**DATA FOR THE TASK**:
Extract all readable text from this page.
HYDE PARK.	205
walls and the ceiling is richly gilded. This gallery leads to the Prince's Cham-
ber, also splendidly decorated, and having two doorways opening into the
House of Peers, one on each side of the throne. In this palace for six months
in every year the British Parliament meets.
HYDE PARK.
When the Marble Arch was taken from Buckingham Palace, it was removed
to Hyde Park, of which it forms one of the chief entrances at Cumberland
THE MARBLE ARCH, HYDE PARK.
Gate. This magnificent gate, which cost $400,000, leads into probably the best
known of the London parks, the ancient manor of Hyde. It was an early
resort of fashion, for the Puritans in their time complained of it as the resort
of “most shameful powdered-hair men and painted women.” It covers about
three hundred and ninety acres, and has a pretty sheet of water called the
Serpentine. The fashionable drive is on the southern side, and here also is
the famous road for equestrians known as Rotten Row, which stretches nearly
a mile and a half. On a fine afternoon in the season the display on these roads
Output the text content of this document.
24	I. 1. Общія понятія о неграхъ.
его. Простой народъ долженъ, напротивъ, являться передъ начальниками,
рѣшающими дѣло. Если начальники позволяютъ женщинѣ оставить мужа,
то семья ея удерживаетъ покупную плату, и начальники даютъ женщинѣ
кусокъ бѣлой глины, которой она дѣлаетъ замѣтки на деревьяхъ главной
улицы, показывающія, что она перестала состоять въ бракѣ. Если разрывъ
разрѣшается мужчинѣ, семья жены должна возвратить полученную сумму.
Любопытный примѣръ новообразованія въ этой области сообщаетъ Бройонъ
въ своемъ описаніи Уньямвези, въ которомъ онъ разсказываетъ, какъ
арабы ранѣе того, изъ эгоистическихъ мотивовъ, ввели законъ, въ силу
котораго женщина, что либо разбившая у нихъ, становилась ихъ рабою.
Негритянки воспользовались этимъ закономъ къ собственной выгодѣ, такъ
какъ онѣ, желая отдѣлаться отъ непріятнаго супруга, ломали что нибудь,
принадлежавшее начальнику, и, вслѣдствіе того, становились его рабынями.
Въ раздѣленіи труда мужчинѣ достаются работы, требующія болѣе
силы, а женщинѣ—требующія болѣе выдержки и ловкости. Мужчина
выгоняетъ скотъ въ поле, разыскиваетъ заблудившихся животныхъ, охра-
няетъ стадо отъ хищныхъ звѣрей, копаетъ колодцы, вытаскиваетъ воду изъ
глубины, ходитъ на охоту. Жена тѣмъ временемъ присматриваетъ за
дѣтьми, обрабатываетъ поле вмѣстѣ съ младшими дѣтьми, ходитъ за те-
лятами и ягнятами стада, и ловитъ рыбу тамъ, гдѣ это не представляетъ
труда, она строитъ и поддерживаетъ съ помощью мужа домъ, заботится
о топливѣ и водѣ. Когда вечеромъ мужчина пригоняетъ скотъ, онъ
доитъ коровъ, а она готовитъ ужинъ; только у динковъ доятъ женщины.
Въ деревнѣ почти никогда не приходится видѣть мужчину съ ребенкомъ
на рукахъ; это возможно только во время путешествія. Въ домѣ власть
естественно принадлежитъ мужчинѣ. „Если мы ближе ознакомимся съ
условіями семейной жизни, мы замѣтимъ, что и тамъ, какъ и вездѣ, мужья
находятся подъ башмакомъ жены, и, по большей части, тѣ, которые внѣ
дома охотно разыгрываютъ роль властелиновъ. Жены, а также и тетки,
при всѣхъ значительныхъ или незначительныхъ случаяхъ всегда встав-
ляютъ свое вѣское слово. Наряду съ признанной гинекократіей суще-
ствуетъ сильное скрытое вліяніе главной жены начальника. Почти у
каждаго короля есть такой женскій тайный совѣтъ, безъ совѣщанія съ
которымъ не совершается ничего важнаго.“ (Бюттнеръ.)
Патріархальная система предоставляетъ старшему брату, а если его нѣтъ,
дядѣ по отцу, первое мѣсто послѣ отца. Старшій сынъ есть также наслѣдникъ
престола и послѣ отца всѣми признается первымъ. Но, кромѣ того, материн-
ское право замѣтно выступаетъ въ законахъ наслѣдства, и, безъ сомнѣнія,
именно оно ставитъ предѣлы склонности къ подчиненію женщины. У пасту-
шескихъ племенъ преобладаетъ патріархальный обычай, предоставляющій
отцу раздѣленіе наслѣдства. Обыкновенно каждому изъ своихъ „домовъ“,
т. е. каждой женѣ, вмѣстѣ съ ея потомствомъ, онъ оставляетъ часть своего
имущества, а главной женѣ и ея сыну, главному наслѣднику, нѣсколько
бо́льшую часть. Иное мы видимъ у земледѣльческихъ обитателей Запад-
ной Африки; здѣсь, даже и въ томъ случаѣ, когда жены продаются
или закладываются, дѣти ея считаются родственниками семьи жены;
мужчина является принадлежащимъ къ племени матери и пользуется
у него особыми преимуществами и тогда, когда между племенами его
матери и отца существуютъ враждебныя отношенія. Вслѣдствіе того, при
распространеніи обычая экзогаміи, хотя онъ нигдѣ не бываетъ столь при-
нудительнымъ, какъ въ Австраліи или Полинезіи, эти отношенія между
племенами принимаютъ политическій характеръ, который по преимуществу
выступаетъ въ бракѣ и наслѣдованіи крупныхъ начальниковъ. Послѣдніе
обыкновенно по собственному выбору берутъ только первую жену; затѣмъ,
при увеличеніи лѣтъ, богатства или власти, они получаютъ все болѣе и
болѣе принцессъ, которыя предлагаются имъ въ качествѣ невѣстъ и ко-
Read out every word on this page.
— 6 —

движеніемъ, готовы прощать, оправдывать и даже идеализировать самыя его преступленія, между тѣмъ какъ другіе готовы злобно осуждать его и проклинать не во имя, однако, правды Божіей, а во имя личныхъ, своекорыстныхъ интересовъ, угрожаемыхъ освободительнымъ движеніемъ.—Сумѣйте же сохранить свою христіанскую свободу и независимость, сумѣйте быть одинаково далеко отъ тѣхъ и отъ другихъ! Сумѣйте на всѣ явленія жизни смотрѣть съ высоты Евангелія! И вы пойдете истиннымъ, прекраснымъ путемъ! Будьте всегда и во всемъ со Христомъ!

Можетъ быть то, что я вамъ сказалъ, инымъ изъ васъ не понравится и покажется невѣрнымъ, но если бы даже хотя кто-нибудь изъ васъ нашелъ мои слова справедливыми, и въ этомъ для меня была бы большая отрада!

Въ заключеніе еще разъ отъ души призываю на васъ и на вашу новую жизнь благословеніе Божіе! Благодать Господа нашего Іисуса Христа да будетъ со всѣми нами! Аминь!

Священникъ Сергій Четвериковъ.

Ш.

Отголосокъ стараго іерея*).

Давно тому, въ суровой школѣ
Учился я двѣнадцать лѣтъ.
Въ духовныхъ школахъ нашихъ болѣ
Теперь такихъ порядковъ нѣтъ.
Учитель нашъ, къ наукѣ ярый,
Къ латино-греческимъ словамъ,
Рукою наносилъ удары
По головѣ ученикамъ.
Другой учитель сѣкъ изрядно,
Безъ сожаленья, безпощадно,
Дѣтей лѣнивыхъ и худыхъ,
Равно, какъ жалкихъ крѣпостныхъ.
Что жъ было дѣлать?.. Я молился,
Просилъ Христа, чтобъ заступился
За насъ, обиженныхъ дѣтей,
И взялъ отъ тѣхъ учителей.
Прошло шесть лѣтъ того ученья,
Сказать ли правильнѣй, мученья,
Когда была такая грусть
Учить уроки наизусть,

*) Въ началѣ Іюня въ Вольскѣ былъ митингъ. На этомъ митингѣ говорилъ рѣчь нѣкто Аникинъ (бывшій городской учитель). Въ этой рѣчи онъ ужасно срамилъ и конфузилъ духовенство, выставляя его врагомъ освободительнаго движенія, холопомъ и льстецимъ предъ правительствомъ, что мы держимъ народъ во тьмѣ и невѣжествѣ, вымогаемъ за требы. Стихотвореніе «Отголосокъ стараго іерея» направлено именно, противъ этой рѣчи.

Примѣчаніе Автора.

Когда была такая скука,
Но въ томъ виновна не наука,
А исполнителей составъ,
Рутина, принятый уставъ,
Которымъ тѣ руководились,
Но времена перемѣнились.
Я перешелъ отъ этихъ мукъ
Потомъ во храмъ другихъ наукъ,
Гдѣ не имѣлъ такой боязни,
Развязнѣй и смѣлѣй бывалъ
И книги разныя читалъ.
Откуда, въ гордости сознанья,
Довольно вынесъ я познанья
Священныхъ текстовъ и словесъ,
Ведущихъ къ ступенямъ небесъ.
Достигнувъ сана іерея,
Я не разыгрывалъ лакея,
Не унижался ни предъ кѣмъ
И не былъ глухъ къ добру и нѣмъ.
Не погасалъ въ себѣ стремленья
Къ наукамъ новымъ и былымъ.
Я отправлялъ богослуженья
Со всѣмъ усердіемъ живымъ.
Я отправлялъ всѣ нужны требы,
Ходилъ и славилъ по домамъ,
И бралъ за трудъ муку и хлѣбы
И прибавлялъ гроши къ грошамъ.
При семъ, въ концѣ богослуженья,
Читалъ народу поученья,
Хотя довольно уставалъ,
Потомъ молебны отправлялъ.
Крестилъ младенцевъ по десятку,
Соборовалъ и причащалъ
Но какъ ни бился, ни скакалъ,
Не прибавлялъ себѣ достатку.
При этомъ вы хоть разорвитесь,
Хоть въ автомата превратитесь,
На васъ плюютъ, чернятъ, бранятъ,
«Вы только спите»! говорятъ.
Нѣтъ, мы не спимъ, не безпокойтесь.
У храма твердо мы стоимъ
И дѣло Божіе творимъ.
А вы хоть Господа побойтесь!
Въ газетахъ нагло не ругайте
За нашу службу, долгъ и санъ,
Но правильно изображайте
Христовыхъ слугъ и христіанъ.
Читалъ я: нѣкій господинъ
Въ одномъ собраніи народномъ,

**REQUEST**:
In the entries above, find every line with the word "племенами" and list it.

**EXERCISE RESULT**:
у него особыми преимуществами и тогда, когда между племенами его
племенами принимаютъ политическій характеръ, который по преимуществу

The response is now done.